▶ **Data for processing**:
···

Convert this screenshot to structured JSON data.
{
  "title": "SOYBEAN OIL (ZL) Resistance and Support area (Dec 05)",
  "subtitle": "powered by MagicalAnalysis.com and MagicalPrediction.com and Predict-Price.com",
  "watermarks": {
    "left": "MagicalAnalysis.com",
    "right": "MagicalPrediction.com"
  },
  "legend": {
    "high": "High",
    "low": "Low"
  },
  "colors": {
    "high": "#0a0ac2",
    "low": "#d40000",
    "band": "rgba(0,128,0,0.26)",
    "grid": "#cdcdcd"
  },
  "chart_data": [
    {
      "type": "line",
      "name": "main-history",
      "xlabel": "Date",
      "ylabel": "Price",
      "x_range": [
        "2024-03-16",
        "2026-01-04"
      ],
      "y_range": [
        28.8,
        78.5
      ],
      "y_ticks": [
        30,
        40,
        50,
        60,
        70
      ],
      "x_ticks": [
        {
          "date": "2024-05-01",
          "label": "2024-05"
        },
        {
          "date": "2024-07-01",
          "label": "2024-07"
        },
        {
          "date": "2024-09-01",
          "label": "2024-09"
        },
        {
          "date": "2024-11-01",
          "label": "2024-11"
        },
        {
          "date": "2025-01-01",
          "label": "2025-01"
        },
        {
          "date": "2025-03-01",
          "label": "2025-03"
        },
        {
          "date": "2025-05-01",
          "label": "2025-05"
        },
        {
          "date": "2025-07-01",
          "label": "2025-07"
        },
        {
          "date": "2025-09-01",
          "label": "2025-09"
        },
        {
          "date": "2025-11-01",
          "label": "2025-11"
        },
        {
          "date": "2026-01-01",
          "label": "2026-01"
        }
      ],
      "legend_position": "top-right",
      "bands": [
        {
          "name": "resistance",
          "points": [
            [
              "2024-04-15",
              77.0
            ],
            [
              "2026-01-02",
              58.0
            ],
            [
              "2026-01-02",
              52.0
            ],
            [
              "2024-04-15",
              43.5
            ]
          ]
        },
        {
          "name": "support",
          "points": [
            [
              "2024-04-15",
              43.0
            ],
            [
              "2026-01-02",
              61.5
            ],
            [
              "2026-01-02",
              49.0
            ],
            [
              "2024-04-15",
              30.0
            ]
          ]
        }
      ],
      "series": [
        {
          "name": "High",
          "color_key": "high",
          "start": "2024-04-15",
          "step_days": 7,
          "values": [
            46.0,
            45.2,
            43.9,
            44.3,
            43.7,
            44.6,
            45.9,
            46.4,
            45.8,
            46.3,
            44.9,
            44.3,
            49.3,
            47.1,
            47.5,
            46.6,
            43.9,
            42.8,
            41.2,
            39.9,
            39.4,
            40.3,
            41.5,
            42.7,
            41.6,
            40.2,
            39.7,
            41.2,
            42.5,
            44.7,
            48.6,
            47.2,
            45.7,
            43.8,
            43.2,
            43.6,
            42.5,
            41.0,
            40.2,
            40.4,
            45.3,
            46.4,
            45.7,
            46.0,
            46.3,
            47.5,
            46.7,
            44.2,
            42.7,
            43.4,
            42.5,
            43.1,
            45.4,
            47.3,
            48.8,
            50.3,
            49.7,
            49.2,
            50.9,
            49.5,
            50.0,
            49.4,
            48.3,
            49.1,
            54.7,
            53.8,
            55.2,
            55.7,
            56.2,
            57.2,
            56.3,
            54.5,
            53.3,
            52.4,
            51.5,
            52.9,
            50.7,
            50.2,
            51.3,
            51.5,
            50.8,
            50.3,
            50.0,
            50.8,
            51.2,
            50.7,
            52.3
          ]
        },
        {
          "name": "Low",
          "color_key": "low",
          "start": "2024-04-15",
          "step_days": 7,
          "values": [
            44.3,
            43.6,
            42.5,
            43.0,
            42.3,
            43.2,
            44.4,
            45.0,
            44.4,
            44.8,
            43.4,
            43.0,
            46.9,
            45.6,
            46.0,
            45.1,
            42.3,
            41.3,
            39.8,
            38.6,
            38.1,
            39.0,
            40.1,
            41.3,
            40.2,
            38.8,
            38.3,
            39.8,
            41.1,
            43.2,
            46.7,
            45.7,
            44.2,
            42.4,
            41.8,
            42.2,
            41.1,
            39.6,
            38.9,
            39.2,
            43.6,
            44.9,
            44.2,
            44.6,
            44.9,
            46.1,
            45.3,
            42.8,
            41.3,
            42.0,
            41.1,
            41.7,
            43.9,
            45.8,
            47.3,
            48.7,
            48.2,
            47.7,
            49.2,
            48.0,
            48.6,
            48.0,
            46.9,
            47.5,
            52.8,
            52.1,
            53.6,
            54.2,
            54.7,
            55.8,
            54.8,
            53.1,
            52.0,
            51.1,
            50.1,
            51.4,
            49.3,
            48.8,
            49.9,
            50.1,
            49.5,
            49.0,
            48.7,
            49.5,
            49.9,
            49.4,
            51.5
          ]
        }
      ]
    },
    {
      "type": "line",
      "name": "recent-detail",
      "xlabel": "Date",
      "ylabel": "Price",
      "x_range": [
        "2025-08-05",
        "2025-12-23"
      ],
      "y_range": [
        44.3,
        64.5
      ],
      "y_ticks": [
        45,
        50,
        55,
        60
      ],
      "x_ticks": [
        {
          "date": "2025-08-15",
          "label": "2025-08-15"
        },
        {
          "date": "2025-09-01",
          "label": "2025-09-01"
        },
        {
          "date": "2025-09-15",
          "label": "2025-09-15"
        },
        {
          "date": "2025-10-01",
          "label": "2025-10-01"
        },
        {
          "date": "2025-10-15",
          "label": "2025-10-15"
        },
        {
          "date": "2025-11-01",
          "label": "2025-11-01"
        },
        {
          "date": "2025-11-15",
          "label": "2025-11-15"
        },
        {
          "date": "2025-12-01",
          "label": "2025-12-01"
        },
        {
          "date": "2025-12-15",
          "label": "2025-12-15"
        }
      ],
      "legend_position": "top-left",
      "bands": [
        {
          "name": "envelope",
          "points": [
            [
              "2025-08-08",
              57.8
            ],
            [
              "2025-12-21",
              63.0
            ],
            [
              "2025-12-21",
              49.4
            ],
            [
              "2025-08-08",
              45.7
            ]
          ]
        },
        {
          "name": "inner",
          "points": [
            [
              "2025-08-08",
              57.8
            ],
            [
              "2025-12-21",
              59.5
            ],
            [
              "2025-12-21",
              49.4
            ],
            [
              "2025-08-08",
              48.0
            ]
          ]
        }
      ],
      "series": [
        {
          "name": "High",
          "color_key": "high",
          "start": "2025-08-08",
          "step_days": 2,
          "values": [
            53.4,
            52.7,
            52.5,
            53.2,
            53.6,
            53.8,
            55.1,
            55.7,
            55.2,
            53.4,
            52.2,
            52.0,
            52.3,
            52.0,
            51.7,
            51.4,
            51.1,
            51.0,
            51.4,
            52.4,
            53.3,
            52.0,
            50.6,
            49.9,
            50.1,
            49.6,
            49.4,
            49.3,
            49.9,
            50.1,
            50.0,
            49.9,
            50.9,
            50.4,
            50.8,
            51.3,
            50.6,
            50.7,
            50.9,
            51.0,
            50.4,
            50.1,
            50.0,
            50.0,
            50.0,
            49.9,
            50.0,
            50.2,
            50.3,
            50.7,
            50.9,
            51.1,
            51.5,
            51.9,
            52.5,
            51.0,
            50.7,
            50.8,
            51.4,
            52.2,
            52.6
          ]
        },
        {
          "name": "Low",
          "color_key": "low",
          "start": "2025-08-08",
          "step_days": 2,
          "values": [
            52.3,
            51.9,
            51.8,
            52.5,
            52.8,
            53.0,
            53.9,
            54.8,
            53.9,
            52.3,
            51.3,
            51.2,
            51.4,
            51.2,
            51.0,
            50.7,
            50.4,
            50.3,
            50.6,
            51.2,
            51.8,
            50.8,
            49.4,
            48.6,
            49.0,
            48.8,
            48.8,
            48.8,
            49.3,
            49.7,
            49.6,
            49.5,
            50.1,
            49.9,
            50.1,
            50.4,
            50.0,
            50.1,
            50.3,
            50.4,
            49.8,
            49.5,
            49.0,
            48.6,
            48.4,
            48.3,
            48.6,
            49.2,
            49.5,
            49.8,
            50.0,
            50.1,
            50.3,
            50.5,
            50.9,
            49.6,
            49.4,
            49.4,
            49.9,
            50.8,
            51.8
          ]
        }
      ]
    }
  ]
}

···

▶ **Stated problem**: Where a line of the data holds "name", show that line.

▶ **Answer to the exercise**:
      "name": "main-history",
          "name": "resistance",
          "name": "support",
          "name": "High",
          "name": "Low",
      "name": "recent-detail",
          "name": "envelope",
          "name": "inner",
          "name": "High",
          "name": "Low",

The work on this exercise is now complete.